What needs to be done — Please transcribe the data that follows without the pictures, keeping every word the same.

Structured figure records —
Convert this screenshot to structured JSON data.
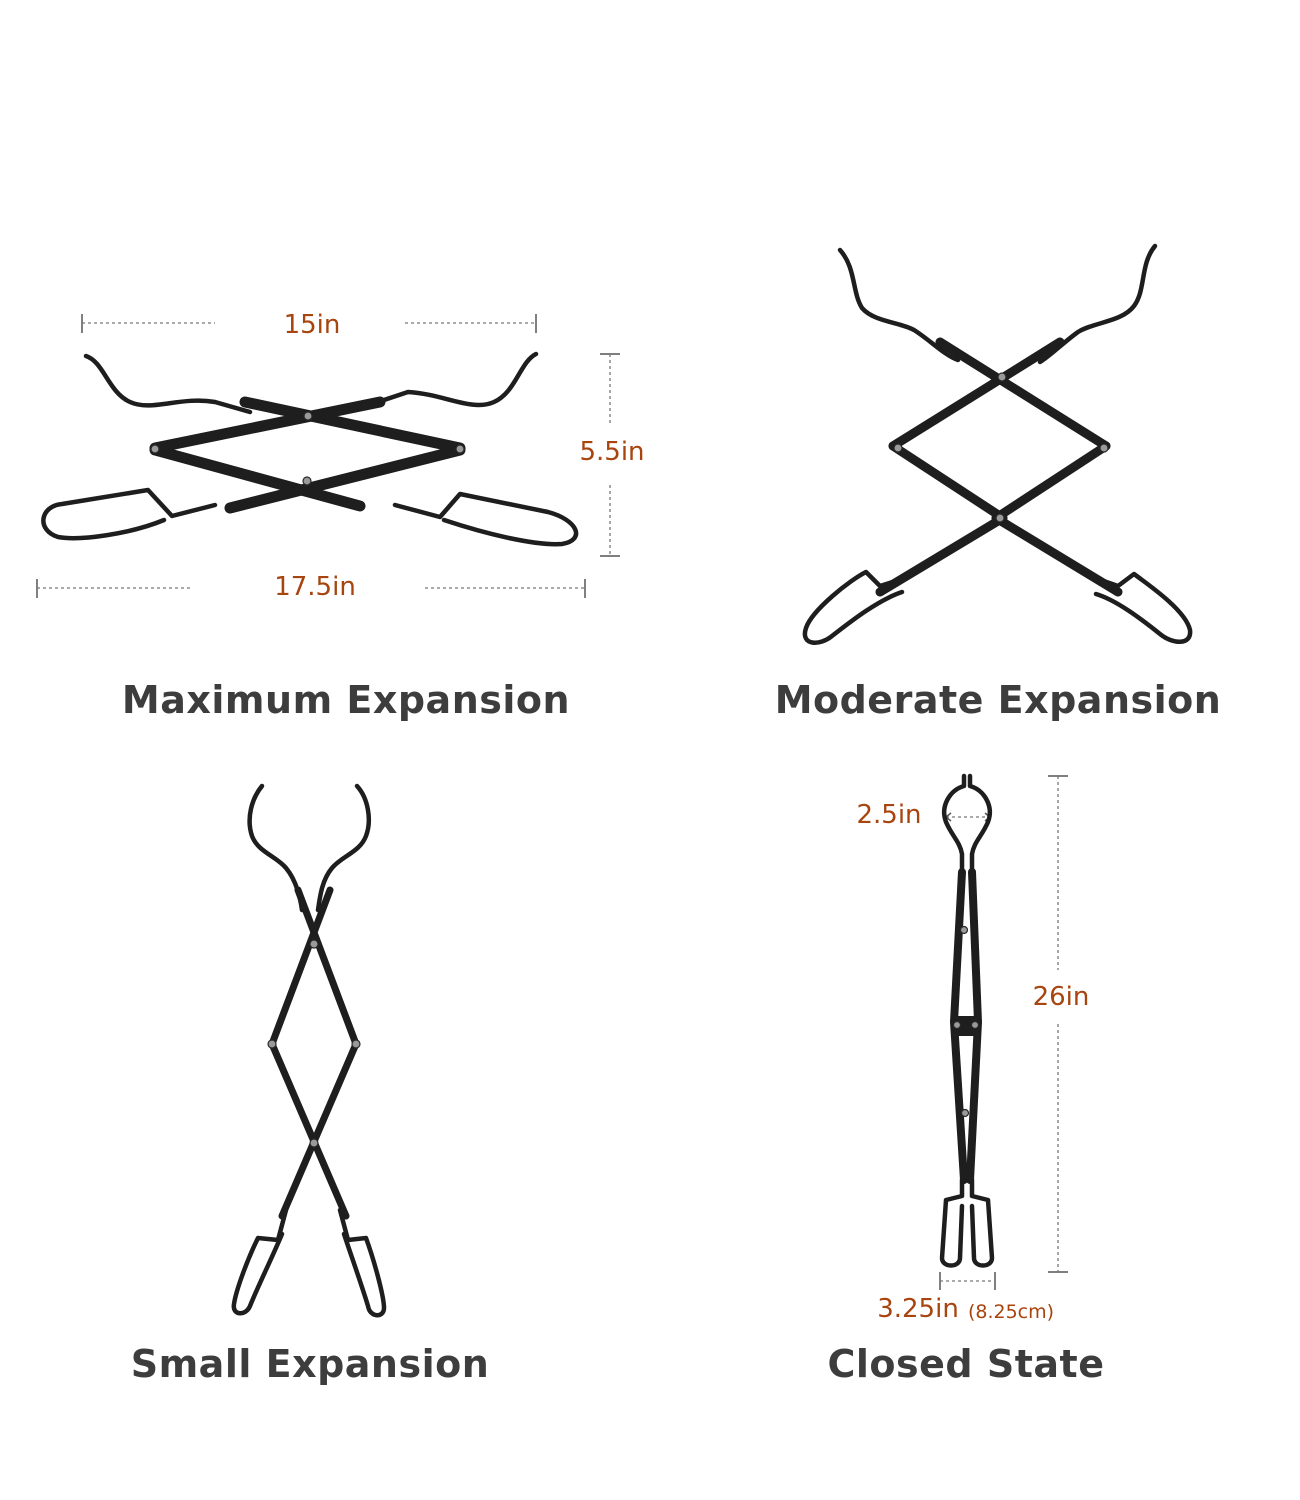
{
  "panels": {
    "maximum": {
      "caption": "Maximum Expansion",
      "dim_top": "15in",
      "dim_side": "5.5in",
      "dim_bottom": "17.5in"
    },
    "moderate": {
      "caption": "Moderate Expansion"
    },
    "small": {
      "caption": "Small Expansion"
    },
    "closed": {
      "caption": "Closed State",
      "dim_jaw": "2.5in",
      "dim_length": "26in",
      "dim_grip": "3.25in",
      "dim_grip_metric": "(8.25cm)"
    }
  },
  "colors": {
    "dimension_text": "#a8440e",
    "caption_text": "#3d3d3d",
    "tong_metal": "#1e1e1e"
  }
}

Written solution —
Convert this screenshot to structured JSON data.
{
  "panels": {
    "maximum": {
      "caption": "Maximum Expansion",
      "dim_top": "15in",
      "dim_side": "5.5in",
      "dim_bottom": "17.5in"
    },
    "moderate": {
      "caption": "Moderate Expansion"
    },
    "small": {
      "caption": "Small Expansion"
    },
    "closed": {
      "caption": "Closed State",
      "dim_jaw": "2.5in",
      "dim_length": "26in",
      "dim_grip": "3.25in",
      "dim_grip_metric": "(8.25cm)"
    }
  },
  "colors": {
    "dimension_text": "#a8440e",
    "caption_text": "#3d3d3d",
    "tong_metal": "#1e1e1e"
  }
}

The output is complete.